● **Task requirements**
Your task is to transcribe the records exactly, skipping every image.

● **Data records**

^^^^

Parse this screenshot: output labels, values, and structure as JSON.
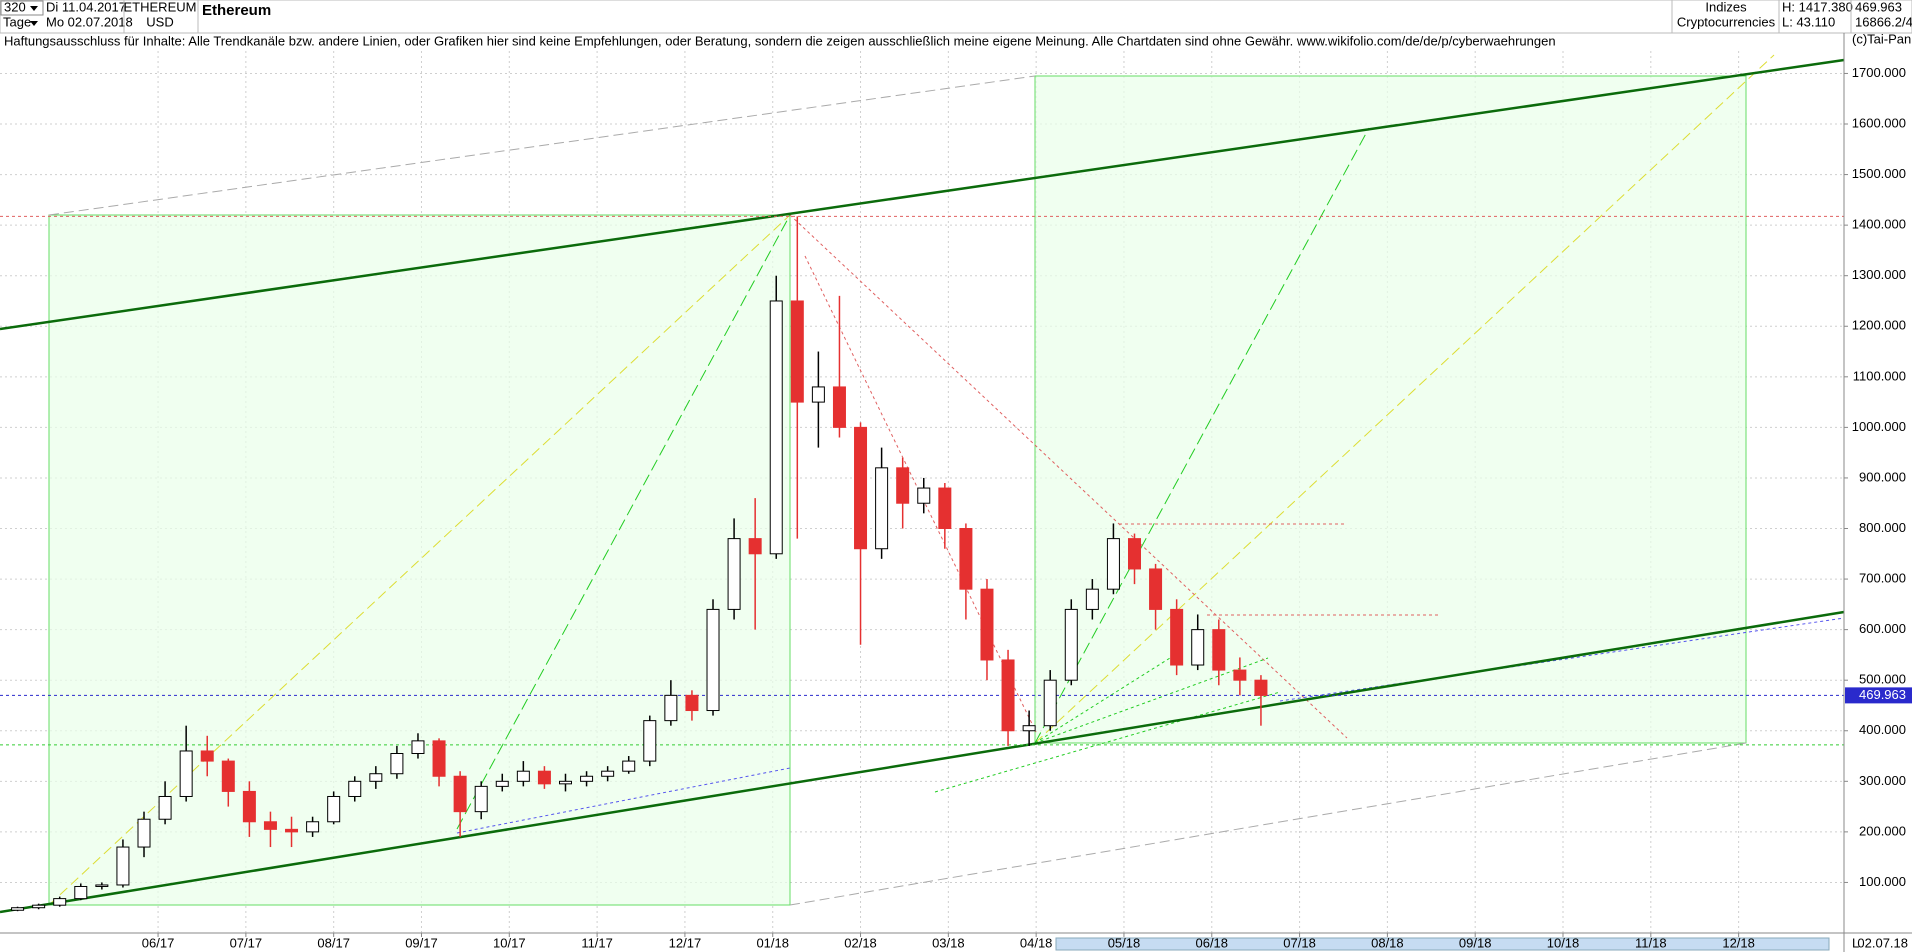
{
  "header": {
    "period": "320",
    "start": "Di 11.04.2017",
    "unit": "Tage",
    "end": "Mo 02.07.2018",
    "symbol": "ETHEREUM",
    "currency": "USD",
    "name": "Ethereum",
    "group": "Indizes",
    "category": "Cryptocurrencies",
    "high": "H: 1417.380",
    "low": "L: 43.110",
    "last": "469.963",
    "volume": "16866.2/4",
    "disclaimer": "Haftungsausschluss für Inhalte: Alle Trendkanäle bzw. andere Linien, oder Grafiken hier sind keine Empfehlungen, oder Beratung, sondern die zeigen ausschließlich meine eigene Meinung. Alle Chartdaten sind ohne Gewähr.  www.wikifolio.com/de/de/p/cyberwaehrungen",
    "copyright": "(c)Tai-Pan",
    "scale_mode": "L",
    "date": "02.07.18"
  },
  "chart_data": {
    "type": "candlestick",
    "x": [
      -1.6,
      -1.36,
      -1.12,
      -0.88,
      -0.64,
      -0.4,
      -0.16,
      0.08,
      0.32,
      0.56,
      0.8,
      1.04,
      1.28,
      1.52,
      1.76,
      2.0,
      2.24,
      2.48,
      2.72,
      2.96,
      3.2,
      3.44,
      3.68,
      3.92,
      4.16,
      4.4,
      4.64,
      4.88,
      5.12,
      5.36,
      5.6,
      5.84,
      6.08,
      6.32,
      6.56,
      6.8,
      7.04,
      7.28,
      7.52,
      7.76,
      8.0,
      8.24,
      8.48,
      8.72,
      8.96,
      9.2,
      9.44,
      9.68,
      9.92,
      10.16,
      10.4,
      10.64,
      10.88,
      11.12,
      11.36,
      11.6,
      11.84,
      12.08,
      12.32,
      12.56
    ],
    "open": [
      45,
      50,
      55,
      68,
      92,
      95,
      170,
      225,
      270,
      360,
      340,
      280,
      220,
      205,
      200,
      220,
      270,
      300,
      315,
      355,
      380,
      310,
      240,
      290,
      300,
      320,
      295,
      300,
      310,
      320,
      340,
      420,
      470,
      440,
      640,
      780,
      750,
      1250,
      1050,
      1080,
      1000,
      760,
      920,
      850,
      880,
      800,
      680,
      540,
      400,
      410,
      500,
      640,
      680,
      780,
      720,
      640,
      530,
      600,
      520,
      500
    ],
    "high": [
      52,
      58,
      72,
      98,
      100,
      185,
      240,
      300,
      410,
      390,
      345,
      300,
      240,
      230,
      230,
      280,
      310,
      330,
      370,
      395,
      385,
      320,
      300,
      315,
      340,
      330,
      315,
      320,
      330,
      350,
      430,
      500,
      480,
      660,
      820,
      860,
      1300,
      1417.38,
      1150,
      1260,
      1010,
      960,
      940,
      900,
      890,
      810,
      700,
      560,
      440,
      520,
      660,
      700,
      810,
      790,
      730,
      660,
      630,
      620,
      545,
      510
    ],
    "low": [
      43.11,
      47,
      52,
      65,
      86,
      90,
      150,
      215,
      260,
      310,
      250,
      190,
      170,
      170,
      190,
      215,
      260,
      285,
      305,
      345,
      290,
      190,
      225,
      280,
      290,
      285,
      280,
      290,
      300,
      315,
      330,
      410,
      420,
      430,
      620,
      600,
      740,
      780,
      960,
      980,
      570,
      740,
      800,
      830,
      760,
      620,
      500,
      370,
      370,
      400,
      490,
      620,
      670,
      690,
      600,
      510,
      520,
      490,
      470,
      410
    ],
    "close": [
      50,
      55,
      68,
      92,
      95,
      170,
      225,
      270,
      360,
      340,
      280,
      220,
      205,
      200,
      220,
      270,
      300,
      315,
      355,
      380,
      310,
      240,
      290,
      300,
      320,
      295,
      300,
      310,
      320,
      340,
      420,
      470,
      440,
      640,
      780,
      750,
      1250,
      1050,
      1080,
      1000,
      760,
      920,
      850,
      880,
      800,
      680,
      540,
      400,
      410,
      500,
      640,
      680,
      780,
      720,
      640,
      530,
      600,
      520,
      500,
      469.963
    ],
    "up_color": "#ffffff",
    "down_color": "#e53030",
    "xlim": [
      -1.8,
      19.2
    ],
    "xticks": [
      {
        "value": 0,
        "label": "06/17"
      },
      {
        "value": 1,
        "label": "07/17"
      },
      {
        "value": 2,
        "label": "08/17"
      },
      {
        "value": 3,
        "label": "09/17"
      },
      {
        "value": 4,
        "label": "10/17"
      },
      {
        "value": 5,
        "label": "11/17"
      },
      {
        "value": 6,
        "label": "12/17"
      },
      {
        "value": 7,
        "label": "01/18"
      },
      {
        "value": 8,
        "label": "02/18"
      },
      {
        "value": 9,
        "label": "03/18"
      },
      {
        "value": 10,
        "label": "04/18"
      },
      {
        "value": 11,
        "label": "05/18"
      },
      {
        "value": 12,
        "label": "06/18"
      },
      {
        "value": 13,
        "label": "07/18"
      },
      {
        "value": 14,
        "label": "08/18"
      },
      {
        "value": 15,
        "label": "09/18"
      },
      {
        "value": 16,
        "label": "10/18"
      },
      {
        "value": 17,
        "label": "11/18"
      },
      {
        "value": 18,
        "label": "12/18"
      }
    ],
    "ylim": [
      0,
      1780
    ],
    "yticks": [
      {
        "value": 100,
        "label": "100.000"
      },
      {
        "value": 200,
        "label": "200.000"
      },
      {
        "value": 300,
        "label": "300.000"
      },
      {
        "value": 400,
        "label": "400.000"
      },
      {
        "value": 500,
        "label": "500.000"
      },
      {
        "value": 600,
        "label": "600.000"
      },
      {
        "value": 700,
        "label": "700.000"
      },
      {
        "value": 800,
        "label": "800.000"
      },
      {
        "value": 900,
        "label": "900.000"
      },
      {
        "value": 1000,
        "label": "1000.000"
      },
      {
        "value": 1100,
        "label": "1100.000"
      },
      {
        "value": 1200,
        "label": "1200.000"
      },
      {
        "value": 1300,
        "label": "1300.000"
      },
      {
        "value": 1400,
        "label": "1400.000"
      },
      {
        "value": 1500,
        "label": "1500.000"
      },
      {
        "value": 1600,
        "label": "1600.000"
      },
      {
        "value": 1700,
        "label": "1700.000"
      }
    ],
    "grid": true,
    "price_marker": {
      "value": 469.963,
      "label": "469.963",
      "color": "#2a2acc"
    },
    "reference_lines": [
      {
        "value": 1417.38,
        "color": "#e06060"
      },
      {
        "value": 372,
        "color": "#33cc33"
      }
    ]
  }
}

^^^^

● **The response**
Parse this screenshot: output labels, values, and structure as JSON.
{
  "header": {
    "period": "320",
    "start": "Di 11.04.2017",
    "unit": "Tage",
    "end": "Mo 02.07.2018",
    "symbol": "ETHEREUM",
    "currency": "USD",
    "name": "Ethereum",
    "group": "Indizes",
    "category": "Cryptocurrencies",
    "high": "H: 1417.380",
    "low": "L: 43.110",
    "last": "469.963",
    "volume": "16866.2/4",
    "disclaimer": "Haftungsausschluss für Inhalte: Alle Trendkanäle bzw. andere Linien, oder Grafiken hier sind keine Empfehlungen, oder Beratung, sondern die zeigen ausschließlich meine eigene Meinung. Alle Chartdaten sind ohne Gewähr.  www.wikifolio.com/de/de/p/cyberwaehrungen",
    "copyright": "(c)Tai-Pan",
    "scale_mode": "L",
    "date": "02.07.18"
  },
  "chart_data": {
    "type": "candlestick",
    "x": [
      -1.6,
      -1.36,
      -1.12,
      -0.88,
      -0.64,
      -0.4,
      -0.16,
      0.08,
      0.32,
      0.56,
      0.8,
      1.04,
      1.28,
      1.52,
      1.76,
      2.0,
      2.24,
      2.48,
      2.72,
      2.96,
      3.2,
      3.44,
      3.68,
      3.92,
      4.16,
      4.4,
      4.64,
      4.88,
      5.12,
      5.36,
      5.6,
      5.84,
      6.08,
      6.32,
      6.56,
      6.8,
      7.04,
      7.28,
      7.52,
      7.76,
      8.0,
      8.24,
      8.48,
      8.72,
      8.96,
      9.2,
      9.44,
      9.68,
      9.92,
      10.16,
      10.4,
      10.64,
      10.88,
      11.12,
      11.36,
      11.6,
      11.84,
      12.08,
      12.32,
      12.56
    ],
    "open": [
      45,
      50,
      55,
      68,
      92,
      95,
      170,
      225,
      270,
      360,
      340,
      280,
      220,
      205,
      200,
      220,
      270,
      300,
      315,
      355,
      380,
      310,
      240,
      290,
      300,
      320,
      295,
      300,
      310,
      320,
      340,
      420,
      470,
      440,
      640,
      780,
      750,
      1250,
      1050,
      1080,
      1000,
      760,
      920,
      850,
      880,
      800,
      680,
      540,
      400,
      410,
      500,
      640,
      680,
      780,
      720,
      640,
      530,
      600,
      520,
      500
    ],
    "high": [
      52,
      58,
      72,
      98,
      100,
      185,
      240,
      300,
      410,
      390,
      345,
      300,
      240,
      230,
      230,
      280,
      310,
      330,
      370,
      395,
      385,
      320,
      300,
      315,
      340,
      330,
      315,
      320,
      330,
      350,
      430,
      500,
      480,
      660,
      820,
      860,
      1300,
      1417.38,
      1150,
      1260,
      1010,
      960,
      940,
      900,
      890,
      810,
      700,
      560,
      440,
      520,
      660,
      700,
      810,
      790,
      730,
      660,
      630,
      620,
      545,
      510
    ],
    "low": [
      43.11,
      47,
      52,
      65,
      86,
      90,
      150,
      215,
      260,
      310,
      250,
      190,
      170,
      170,
      190,
      215,
      260,
      285,
      305,
      345,
      290,
      190,
      225,
      280,
      290,
      285,
      280,
      290,
      300,
      315,
      330,
      410,
      420,
      430,
      620,
      600,
      740,
      780,
      960,
      980,
      570,
      740,
      800,
      830,
      760,
      620,
      500,
      370,
      370,
      400,
      490,
      620,
      670,
      690,
      600,
      510,
      520,
      490,
      470,
      410
    ],
    "close": [
      50,
      55,
      68,
      92,
      95,
      170,
      225,
      270,
      360,
      340,
      280,
      220,
      205,
      200,
      220,
      270,
      300,
      315,
      355,
      380,
      310,
      240,
      290,
      300,
      320,
      295,
      300,
      310,
      320,
      340,
      420,
      470,
      440,
      640,
      780,
      750,
      1250,
      1050,
      1080,
      1000,
      760,
      920,
      850,
      880,
      800,
      680,
      540,
      400,
      410,
      500,
      640,
      680,
      780,
      720,
      640,
      530,
      600,
      520,
      500,
      469.963
    ],
    "up_color": "#ffffff",
    "down_color": "#e53030",
    "xlim": [
      -1.8,
      19.2
    ],
    "xticks": [
      {
        "value": 0,
        "label": "06/17"
      },
      {
        "value": 1,
        "label": "07/17"
      },
      {
        "value": 2,
        "label": "08/17"
      },
      {
        "value": 3,
        "label": "09/17"
      },
      {
        "value": 4,
        "label": "10/17"
      },
      {
        "value": 5,
        "label": "11/17"
      },
      {
        "value": 6,
        "label": "12/17"
      },
      {
        "value": 7,
        "label": "01/18"
      },
      {
        "value": 8,
        "label": "02/18"
      },
      {
        "value": 9,
        "label": "03/18"
      },
      {
        "value": 10,
        "label": "04/18"
      },
      {
        "value": 11,
        "label": "05/18"
      },
      {
        "value": 12,
        "label": "06/18"
      },
      {
        "value": 13,
        "label": "07/18"
      },
      {
        "value": 14,
        "label": "08/18"
      },
      {
        "value": 15,
        "label": "09/18"
      },
      {
        "value": 16,
        "label": "10/18"
      },
      {
        "value": 17,
        "label": "11/18"
      },
      {
        "value": 18,
        "label": "12/18"
      }
    ],
    "ylim": [
      0,
      1780
    ],
    "yticks": [
      {
        "value": 100,
        "label": "100.000"
      },
      {
        "value": 200,
        "label": "200.000"
      },
      {
        "value": 300,
        "label": "300.000"
      },
      {
        "value": 400,
        "label": "400.000"
      },
      {
        "value": 500,
        "label": "500.000"
      },
      {
        "value": 600,
        "label": "600.000"
      },
      {
        "value": 700,
        "label": "700.000"
      },
      {
        "value": 800,
        "label": "800.000"
      },
      {
        "value": 900,
        "label": "900.000"
      },
      {
        "value": 1000,
        "label": "1000.000"
      },
      {
        "value": 1100,
        "label": "1100.000"
      },
      {
        "value": 1200,
        "label": "1200.000"
      },
      {
        "value": 1300,
        "label": "1300.000"
      },
      {
        "value": 1400,
        "label": "1400.000"
      },
      {
        "value": 1500,
        "label": "1500.000"
      },
      {
        "value": 1600,
        "label": "1600.000"
      },
      {
        "value": 1700,
        "label": "1700.000"
      }
    ],
    "grid": true,
    "price_marker": {
      "value": 469.963,
      "label": "469.963",
      "color": "#2a2acc"
    },
    "reference_lines": [
      {
        "value": 1417.38,
        "color": "#e06060"
      },
      {
        "value": 372,
        "color": "#33cc33"
      }
    ]
  }
}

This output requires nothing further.